What you have to do: Read the listing and extract each line that includes the word "logo".

◇ ◇ ◇ ◇ ◇

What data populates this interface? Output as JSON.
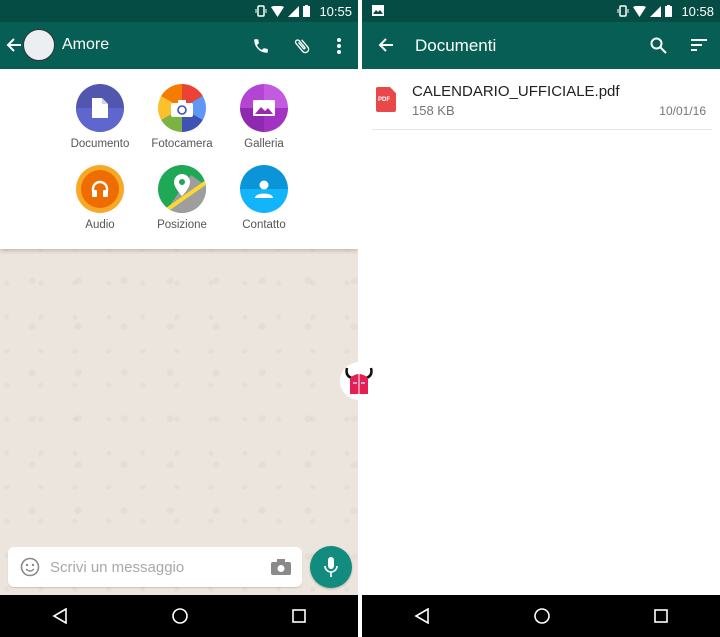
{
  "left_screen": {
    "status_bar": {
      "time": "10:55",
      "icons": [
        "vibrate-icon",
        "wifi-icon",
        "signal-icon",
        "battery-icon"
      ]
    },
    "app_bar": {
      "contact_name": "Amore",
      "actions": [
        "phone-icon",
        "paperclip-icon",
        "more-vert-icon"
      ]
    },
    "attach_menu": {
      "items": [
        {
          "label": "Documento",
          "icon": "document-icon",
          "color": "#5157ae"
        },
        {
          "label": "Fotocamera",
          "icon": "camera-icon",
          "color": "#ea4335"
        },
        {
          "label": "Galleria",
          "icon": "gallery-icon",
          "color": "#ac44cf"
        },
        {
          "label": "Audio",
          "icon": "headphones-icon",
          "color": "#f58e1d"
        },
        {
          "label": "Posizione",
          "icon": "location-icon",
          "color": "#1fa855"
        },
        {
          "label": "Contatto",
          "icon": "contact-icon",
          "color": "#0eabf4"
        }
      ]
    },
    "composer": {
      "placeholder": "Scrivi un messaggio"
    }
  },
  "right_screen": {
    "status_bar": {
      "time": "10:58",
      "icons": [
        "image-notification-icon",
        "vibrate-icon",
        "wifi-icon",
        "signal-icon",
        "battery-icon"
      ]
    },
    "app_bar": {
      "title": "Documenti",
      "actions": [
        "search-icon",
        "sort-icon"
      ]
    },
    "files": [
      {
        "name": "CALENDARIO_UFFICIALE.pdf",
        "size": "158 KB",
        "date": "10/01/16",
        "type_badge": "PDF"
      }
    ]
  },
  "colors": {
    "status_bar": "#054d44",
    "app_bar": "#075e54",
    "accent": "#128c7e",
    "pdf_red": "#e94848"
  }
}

◇ ◇ ◇ ◇ ◇

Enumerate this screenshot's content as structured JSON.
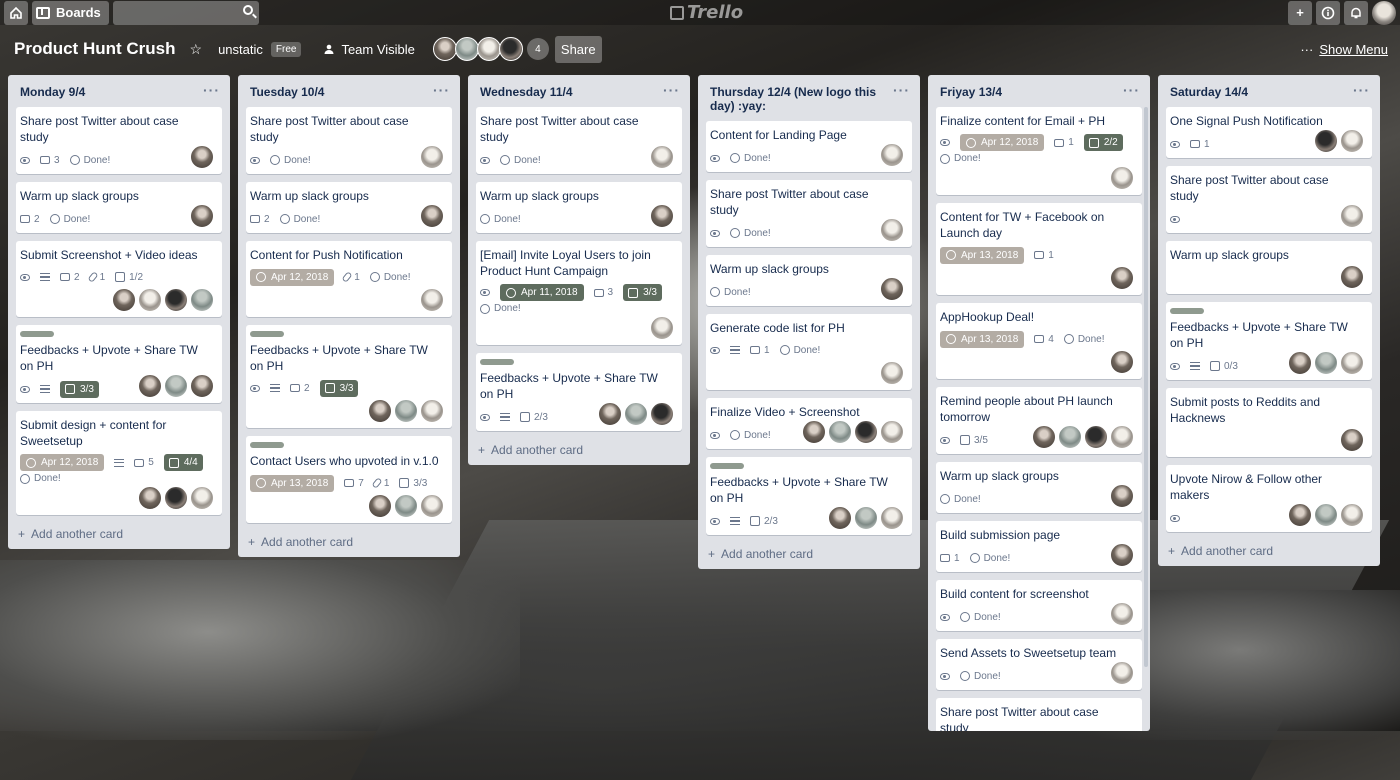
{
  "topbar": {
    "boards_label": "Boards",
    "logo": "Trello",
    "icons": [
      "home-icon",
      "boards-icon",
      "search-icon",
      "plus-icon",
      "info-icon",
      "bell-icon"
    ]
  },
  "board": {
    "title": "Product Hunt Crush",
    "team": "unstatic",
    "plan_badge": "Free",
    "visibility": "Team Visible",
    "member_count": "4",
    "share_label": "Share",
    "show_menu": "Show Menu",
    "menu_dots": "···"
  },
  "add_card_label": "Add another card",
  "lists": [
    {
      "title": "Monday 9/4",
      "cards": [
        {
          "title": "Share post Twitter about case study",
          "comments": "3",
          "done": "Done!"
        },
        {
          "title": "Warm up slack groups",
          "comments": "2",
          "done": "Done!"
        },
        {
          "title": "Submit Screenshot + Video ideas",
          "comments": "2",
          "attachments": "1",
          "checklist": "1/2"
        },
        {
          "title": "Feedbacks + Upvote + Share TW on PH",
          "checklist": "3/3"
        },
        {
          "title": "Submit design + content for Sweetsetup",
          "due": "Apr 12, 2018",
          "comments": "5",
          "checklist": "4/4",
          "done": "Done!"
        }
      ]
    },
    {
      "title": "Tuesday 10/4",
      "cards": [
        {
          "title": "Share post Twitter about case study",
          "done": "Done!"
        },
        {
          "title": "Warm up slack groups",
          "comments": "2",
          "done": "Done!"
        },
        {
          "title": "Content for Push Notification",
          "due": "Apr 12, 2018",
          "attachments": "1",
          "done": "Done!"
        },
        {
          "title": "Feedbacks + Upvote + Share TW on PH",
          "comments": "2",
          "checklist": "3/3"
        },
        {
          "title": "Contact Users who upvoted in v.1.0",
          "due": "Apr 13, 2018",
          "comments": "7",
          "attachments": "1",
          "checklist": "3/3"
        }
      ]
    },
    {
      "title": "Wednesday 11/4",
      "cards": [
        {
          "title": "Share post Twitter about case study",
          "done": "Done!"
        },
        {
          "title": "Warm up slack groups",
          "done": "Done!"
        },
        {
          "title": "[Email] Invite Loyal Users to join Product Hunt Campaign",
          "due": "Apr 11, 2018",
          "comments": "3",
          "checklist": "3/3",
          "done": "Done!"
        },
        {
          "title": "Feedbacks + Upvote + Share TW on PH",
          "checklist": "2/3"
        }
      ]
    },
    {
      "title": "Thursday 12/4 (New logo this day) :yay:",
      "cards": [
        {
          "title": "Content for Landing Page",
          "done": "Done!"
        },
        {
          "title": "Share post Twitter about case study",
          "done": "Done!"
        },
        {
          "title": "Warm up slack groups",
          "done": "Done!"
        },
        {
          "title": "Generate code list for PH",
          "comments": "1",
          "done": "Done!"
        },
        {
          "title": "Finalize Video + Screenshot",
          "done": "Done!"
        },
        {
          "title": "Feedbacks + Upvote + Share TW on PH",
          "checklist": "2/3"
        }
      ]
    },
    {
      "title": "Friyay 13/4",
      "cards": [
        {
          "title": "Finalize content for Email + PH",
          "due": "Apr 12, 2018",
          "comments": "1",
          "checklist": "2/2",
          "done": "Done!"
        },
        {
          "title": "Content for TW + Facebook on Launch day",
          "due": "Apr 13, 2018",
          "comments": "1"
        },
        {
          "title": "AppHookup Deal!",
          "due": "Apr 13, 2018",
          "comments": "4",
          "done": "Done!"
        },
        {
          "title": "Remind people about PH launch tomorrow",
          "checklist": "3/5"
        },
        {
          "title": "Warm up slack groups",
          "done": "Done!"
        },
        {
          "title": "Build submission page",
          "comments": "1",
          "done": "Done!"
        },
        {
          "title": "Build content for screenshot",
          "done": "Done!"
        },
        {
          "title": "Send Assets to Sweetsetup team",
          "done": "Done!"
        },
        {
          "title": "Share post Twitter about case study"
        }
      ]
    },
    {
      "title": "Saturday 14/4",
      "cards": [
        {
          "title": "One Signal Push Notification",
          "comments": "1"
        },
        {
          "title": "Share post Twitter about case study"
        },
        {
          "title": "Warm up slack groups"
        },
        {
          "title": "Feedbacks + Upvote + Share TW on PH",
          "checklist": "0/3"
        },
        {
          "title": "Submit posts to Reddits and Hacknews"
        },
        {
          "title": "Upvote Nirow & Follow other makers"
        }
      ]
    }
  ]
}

◇ ◇ ◇ ◇ ◇

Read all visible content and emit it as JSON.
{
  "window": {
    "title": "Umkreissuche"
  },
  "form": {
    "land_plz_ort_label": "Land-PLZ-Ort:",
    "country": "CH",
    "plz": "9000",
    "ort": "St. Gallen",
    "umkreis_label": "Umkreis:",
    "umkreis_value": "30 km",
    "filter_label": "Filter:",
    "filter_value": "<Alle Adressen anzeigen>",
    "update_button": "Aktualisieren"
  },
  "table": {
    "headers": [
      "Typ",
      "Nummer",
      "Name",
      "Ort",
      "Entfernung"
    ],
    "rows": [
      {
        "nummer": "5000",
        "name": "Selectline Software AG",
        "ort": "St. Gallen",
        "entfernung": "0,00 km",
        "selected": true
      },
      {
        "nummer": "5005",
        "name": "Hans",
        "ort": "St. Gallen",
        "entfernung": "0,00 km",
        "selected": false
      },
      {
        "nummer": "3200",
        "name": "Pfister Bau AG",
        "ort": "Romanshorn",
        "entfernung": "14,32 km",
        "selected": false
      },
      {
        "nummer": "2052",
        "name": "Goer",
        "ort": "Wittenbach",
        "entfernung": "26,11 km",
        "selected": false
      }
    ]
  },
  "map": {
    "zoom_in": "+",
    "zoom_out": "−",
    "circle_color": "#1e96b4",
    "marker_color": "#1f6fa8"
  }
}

◇ ◇ ◇ ◇ ◇

Complete output:
    "logo": "Trello",
      "title": "Thursday 12/4 (New logo this day) :yay:",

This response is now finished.